%%

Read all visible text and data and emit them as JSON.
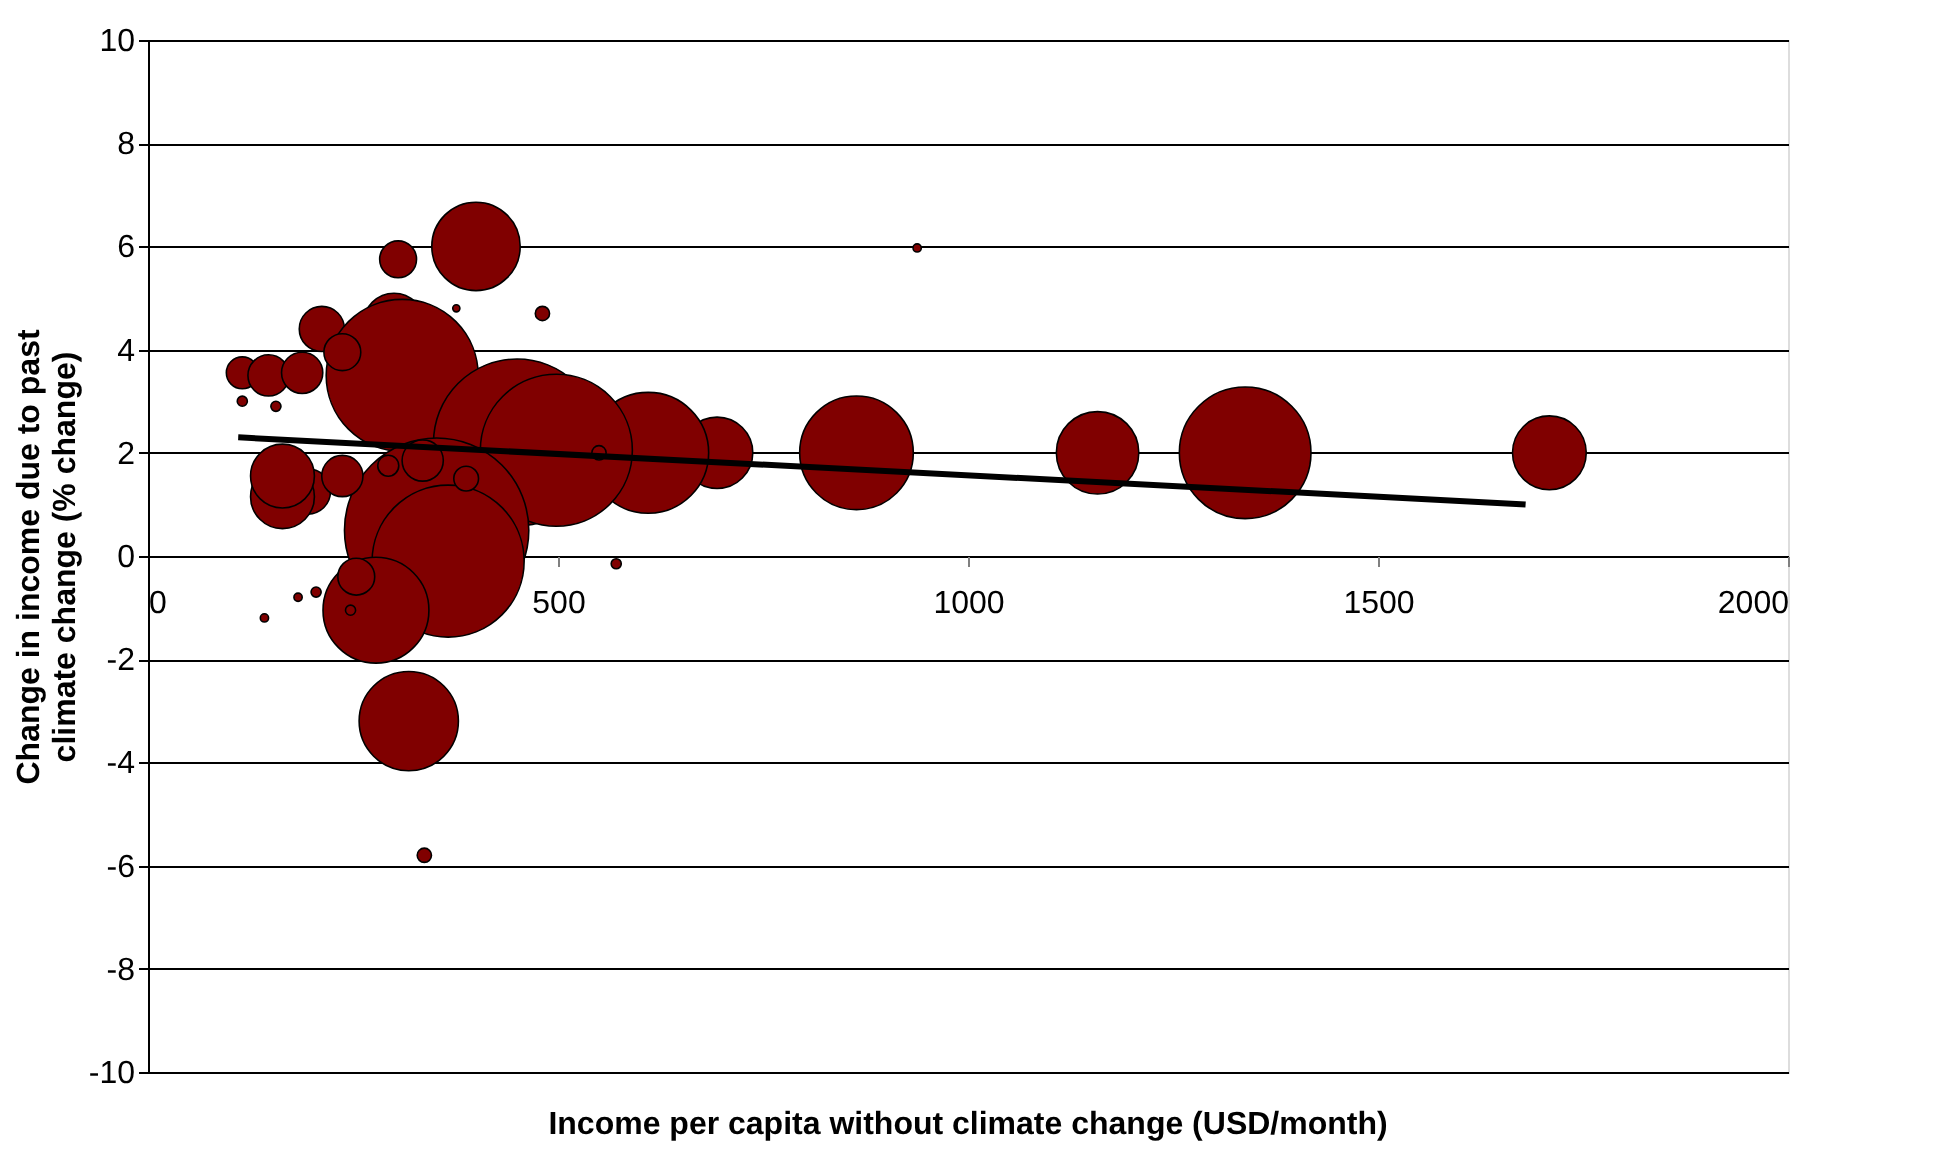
{
  "chart_data": {
    "type": "bubble",
    "xlabel": "Income per capita without climate change (USD/month)",
    "ylabel": "Change in income due to past climate change (% change)",
    "xlim": [
      0,
      2000
    ],
    "xticks": [
      0,
      500,
      1000,
      1500,
      2000
    ],
    "ylim": [
      -10,
      10
    ],
    "yticks": [
      -10,
      -8,
      -6,
      -4,
      -2,
      0,
      2,
      4,
      6,
      8,
      10
    ],
    "grid": "y",
    "series": [
      {
        "color": "#800000",
        "x": [
          1709,
          1338,
          1158,
          864,
          694,
          610,
          400,
          305,
          481,
          376,
          212,
          300,
          310,
          450,
          498,
          352,
          366,
          278,
          318,
          337,
          237,
          115,
          147,
          188,
          195,
          164,
          164,
          237,
          335,
          388,
          293,
          205,
          247,
          254,
          142,
          183,
          115,
          156,
          938,
          550,
          571
        ],
        "values": [
          2.0,
          2.0,
          2.0,
          2.0,
          2.0,
          2.0,
          6.0,
          5.75,
          4.7,
          4.8,
          4.4,
          4.5,
          3.5,
          2.2,
          2.05,
          0.5,
          -0.1,
          -1.05,
          -3.2,
          -5.8,
          3.95,
          3.55,
          3.5,
          3.55,
          1.25,
          1.15,
          1.55,
          1.55,
          1.85,
          1.5,
          1.75,
          -0.7,
          -1.05,
          -0.4,
          -1.2,
          -0.8,
          3.0,
          2.9,
          5.97,
          2.0,
          -0.15
        ],
        "sizes": [
          0.16,
          0.51,
          0.2,
          0.38,
          0.15,
          0.43,
          0.23,
          0.04,
          0.006,
          0.0015,
          0.06,
          0.11,
          0.68,
          0.82,
          0.68,
          1,
          0.68,
          0.33,
          0.29,
          0.006,
          0.04,
          0.03,
          0.05,
          0.05,
          0.06,
          0.12,
          0.12,
          0.05,
          0.05,
          0.018,
          0.013,
          0.003,
          0.003,
          0.04,
          0.002,
          0.002,
          0.003,
          0.003,
          0.002,
          0.006,
          0.003
        ]
      },
      {
        "type": "line",
        "color": "#000000",
        "x": [
          110,
          1680
        ],
        "values": [
          2.3,
          1.0
        ]
      }
    ]
  }
}
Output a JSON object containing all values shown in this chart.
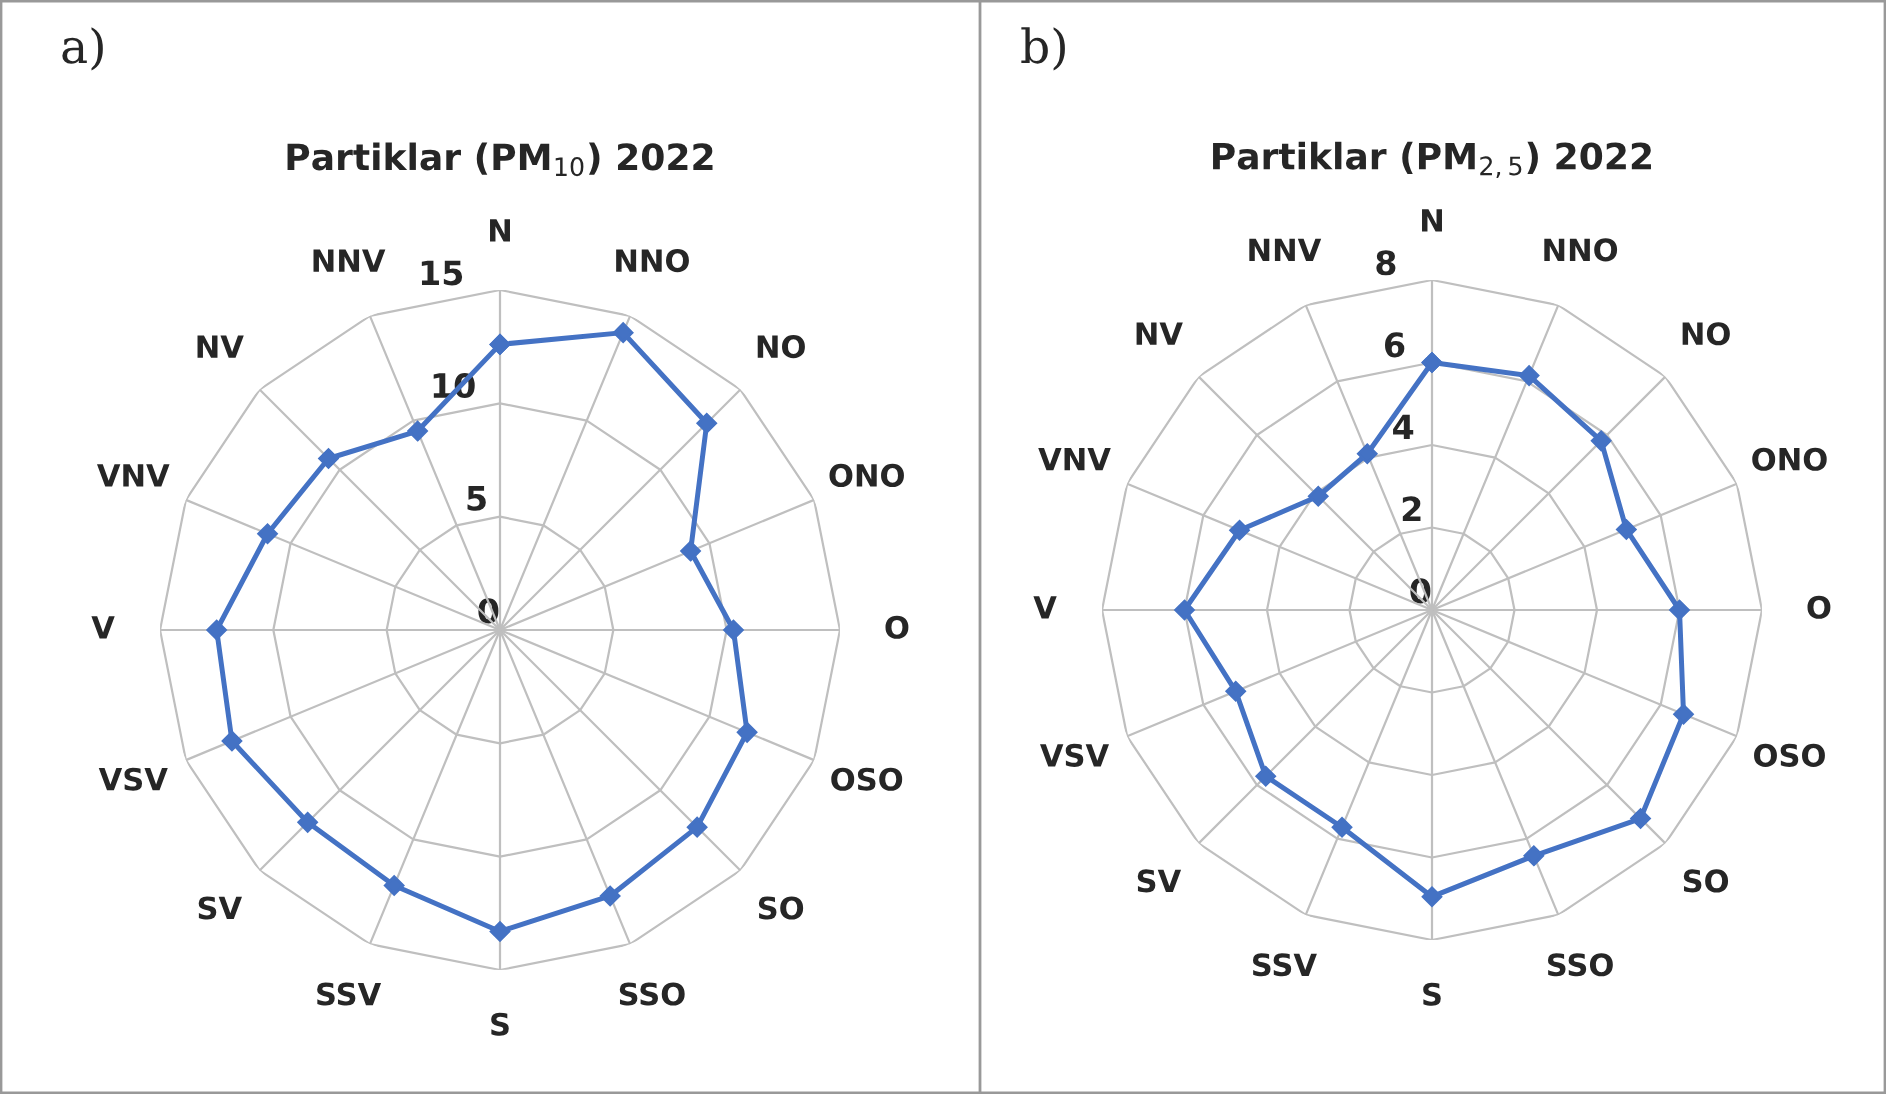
{
  "chart_data": [
    {
      "type": "radar",
      "title": "Partiklar (PM$_{10}$) 2022",
      "annotations": [
        "a)"
      ],
      "categories": [
        "N",
        "NNO",
        "NO",
        "ONO",
        "O",
        "OSO",
        "SO",
        "SSO",
        "S",
        "SSV",
        "SV",
        "VSV",
        "V",
        "VNV",
        "NV",
        "NNV"
      ],
      "ylim": [
        0,
        15
      ],
      "yticks": [
        0,
        5,
        10,
        15
      ],
      "grid": true,
      "marker": "diamond",
      "line_style": "solid",
      "series": [
        {
          "color": "#4472c4",
          "values": [
            12.6,
            14.2,
            12.9,
            9.1,
            10.3,
            11.8,
            12.3,
            12.7,
            13.3,
            12.2,
            12.0,
            12.8,
            12.5,
            11.1,
            10.7,
            9.5
          ]
        }
      ]
    },
    {
      "type": "radar",
      "title": "Partiklar (PM$_{2,5}$) 2022",
      "annotations": [
        "b)"
      ],
      "categories": [
        "N",
        "NNO",
        "NO",
        "ONO",
        "O",
        "OSO",
        "SO",
        "SSO",
        "S",
        "SSV",
        "SV",
        "VSV",
        "V",
        "VNV",
        "NV",
        "NNV"
      ],
      "ylim": [
        0,
        8
      ],
      "yticks": [
        0,
        2,
        4,
        6,
        8
      ],
      "grid": true,
      "marker": "diamond",
      "line_style": "solid",
      "series": [
        {
          "color": "#4472c4",
          "values": [
            6.0,
            6.15,
            5.8,
            5.1,
            6.0,
            6.6,
            7.15,
            6.45,
            6.95,
            5.7,
            5.7,
            5.15,
            6.0,
            5.05,
            3.9,
            4.1
          ]
        }
      ]
    }
  ]
}
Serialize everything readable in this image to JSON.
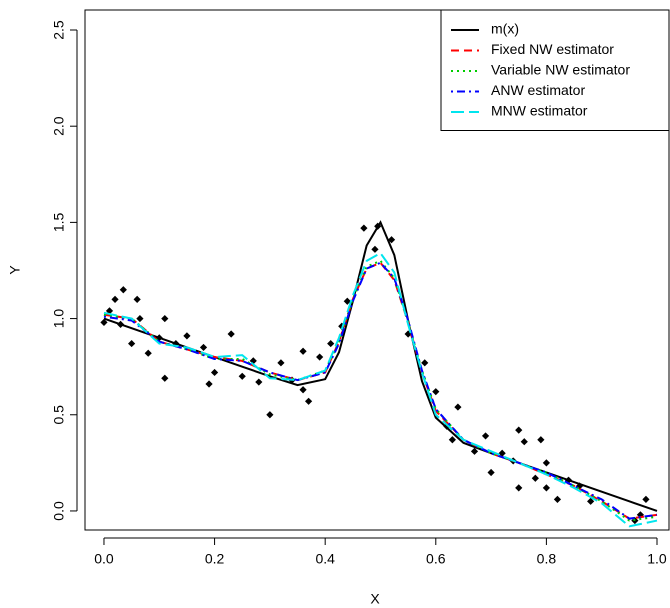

%%

#### Task directions:
Gather each line in the entries above where the string "this" is found.

#### Task solution:
Output a JSON object containing all values shown in this chart.
Serialize everything readable in this image to JSON.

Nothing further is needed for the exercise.